§ EXTRACTED INFORMATION
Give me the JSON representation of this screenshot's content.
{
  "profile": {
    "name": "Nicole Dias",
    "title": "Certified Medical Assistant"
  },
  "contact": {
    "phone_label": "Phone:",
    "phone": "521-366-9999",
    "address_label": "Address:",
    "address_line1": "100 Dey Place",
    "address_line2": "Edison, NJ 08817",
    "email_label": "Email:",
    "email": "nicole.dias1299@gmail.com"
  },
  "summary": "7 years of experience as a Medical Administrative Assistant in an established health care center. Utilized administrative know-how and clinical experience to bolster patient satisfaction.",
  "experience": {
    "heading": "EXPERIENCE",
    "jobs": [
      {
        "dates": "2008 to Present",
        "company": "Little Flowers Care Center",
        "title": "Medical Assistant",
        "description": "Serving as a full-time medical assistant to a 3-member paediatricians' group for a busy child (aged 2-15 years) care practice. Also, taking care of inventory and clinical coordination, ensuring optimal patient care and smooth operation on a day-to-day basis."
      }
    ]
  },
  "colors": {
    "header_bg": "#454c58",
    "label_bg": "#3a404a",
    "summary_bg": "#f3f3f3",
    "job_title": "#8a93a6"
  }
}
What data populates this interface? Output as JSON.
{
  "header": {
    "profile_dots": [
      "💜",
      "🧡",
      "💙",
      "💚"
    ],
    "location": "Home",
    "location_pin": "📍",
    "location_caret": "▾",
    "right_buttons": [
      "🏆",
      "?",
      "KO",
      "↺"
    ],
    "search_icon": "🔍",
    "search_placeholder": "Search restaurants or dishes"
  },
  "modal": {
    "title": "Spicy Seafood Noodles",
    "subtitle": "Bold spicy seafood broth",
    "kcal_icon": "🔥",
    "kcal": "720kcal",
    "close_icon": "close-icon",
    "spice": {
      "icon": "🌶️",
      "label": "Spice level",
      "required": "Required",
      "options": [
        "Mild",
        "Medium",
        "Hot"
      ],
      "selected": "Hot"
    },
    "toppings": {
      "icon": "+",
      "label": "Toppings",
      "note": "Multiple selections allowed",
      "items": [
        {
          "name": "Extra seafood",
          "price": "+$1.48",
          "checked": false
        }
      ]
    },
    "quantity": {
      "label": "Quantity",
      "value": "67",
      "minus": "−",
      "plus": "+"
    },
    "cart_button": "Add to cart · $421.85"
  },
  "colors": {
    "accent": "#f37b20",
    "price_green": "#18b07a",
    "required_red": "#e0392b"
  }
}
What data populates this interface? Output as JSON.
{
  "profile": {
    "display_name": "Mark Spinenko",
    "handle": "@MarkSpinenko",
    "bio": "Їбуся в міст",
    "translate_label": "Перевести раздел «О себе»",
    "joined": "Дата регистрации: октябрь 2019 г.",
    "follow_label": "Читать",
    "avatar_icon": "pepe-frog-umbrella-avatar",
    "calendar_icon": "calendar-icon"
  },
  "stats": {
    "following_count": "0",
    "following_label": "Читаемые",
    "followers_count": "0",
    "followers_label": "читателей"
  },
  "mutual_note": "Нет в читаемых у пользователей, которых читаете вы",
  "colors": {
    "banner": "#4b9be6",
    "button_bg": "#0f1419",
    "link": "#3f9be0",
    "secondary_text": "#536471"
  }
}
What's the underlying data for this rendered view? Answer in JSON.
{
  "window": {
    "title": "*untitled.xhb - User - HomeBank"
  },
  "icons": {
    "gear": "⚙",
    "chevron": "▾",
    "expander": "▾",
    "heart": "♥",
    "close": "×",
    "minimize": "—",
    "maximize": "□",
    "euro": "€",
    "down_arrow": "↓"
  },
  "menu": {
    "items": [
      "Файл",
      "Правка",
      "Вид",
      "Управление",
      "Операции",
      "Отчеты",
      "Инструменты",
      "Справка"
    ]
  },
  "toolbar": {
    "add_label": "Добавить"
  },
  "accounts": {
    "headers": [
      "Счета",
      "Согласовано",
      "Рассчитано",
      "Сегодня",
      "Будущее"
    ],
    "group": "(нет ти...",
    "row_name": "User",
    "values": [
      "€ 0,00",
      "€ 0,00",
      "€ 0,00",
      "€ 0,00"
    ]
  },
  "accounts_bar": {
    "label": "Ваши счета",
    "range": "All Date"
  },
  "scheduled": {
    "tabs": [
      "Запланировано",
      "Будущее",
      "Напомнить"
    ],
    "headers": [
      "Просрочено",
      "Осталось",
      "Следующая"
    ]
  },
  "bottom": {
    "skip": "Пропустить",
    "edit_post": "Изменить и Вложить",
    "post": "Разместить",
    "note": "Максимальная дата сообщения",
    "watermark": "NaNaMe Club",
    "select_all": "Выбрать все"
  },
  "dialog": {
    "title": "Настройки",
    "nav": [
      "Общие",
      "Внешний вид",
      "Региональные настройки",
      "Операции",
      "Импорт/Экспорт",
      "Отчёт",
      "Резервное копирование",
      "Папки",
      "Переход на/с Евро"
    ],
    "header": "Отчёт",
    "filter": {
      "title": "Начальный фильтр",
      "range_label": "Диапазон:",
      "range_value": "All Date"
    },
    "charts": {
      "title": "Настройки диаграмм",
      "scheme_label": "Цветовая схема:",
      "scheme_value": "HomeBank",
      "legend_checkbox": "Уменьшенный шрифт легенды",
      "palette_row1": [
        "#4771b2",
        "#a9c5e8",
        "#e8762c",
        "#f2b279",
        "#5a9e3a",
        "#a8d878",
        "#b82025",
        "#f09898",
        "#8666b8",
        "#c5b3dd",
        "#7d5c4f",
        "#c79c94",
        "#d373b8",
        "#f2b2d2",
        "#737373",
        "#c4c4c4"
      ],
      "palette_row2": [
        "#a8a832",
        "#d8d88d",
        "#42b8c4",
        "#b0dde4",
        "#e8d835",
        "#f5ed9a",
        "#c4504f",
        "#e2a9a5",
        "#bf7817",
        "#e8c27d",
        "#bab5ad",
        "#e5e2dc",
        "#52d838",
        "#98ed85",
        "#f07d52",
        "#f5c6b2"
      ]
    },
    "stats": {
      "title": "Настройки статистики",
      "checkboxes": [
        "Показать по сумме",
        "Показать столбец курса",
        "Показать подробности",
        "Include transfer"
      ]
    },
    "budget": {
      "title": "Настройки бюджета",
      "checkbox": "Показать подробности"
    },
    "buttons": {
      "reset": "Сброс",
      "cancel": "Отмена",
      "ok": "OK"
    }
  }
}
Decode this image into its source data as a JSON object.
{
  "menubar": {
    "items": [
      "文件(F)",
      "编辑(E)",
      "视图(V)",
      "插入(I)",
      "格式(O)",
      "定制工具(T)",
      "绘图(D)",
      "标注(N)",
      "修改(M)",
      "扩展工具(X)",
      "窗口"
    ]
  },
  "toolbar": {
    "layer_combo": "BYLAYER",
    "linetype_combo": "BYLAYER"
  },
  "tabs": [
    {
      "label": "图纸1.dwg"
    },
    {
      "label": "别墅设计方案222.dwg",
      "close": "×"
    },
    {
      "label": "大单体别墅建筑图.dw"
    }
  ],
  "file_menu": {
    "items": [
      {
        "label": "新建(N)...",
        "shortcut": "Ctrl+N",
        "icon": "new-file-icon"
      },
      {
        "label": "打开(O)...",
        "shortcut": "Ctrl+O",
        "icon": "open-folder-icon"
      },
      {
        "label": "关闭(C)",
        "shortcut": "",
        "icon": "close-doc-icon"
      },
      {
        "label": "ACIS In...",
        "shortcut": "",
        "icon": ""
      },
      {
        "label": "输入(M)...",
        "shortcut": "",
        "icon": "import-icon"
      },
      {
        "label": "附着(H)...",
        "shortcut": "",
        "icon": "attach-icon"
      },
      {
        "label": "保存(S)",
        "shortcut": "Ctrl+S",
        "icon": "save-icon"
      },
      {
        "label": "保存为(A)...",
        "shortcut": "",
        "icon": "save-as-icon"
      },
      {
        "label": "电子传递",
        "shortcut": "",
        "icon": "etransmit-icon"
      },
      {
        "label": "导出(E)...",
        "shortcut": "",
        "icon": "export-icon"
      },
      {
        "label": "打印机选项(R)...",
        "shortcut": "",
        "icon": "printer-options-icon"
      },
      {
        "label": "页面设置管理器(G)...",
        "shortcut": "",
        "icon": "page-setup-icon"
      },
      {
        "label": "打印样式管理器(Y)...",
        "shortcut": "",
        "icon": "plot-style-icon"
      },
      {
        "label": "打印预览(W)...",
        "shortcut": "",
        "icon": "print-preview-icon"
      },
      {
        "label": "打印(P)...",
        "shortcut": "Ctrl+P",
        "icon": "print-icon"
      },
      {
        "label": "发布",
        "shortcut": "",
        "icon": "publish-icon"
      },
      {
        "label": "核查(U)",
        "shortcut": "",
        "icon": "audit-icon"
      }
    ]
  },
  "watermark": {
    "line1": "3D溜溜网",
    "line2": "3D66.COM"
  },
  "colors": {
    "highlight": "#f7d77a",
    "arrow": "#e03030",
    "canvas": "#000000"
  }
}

§ PROBLEM TO SOLVE
Show every line from the listing above in which the string "this" appears.

§ RESULT OF THE TASK
Give me the JSON representation of this screenshot's content.
What data populates this interface? Output as JSON.
What data populates this interface? Output as JSON.
What's the underlying data for this rendered view? Answer in JSON.
Decode this image into its source data as a JSON object.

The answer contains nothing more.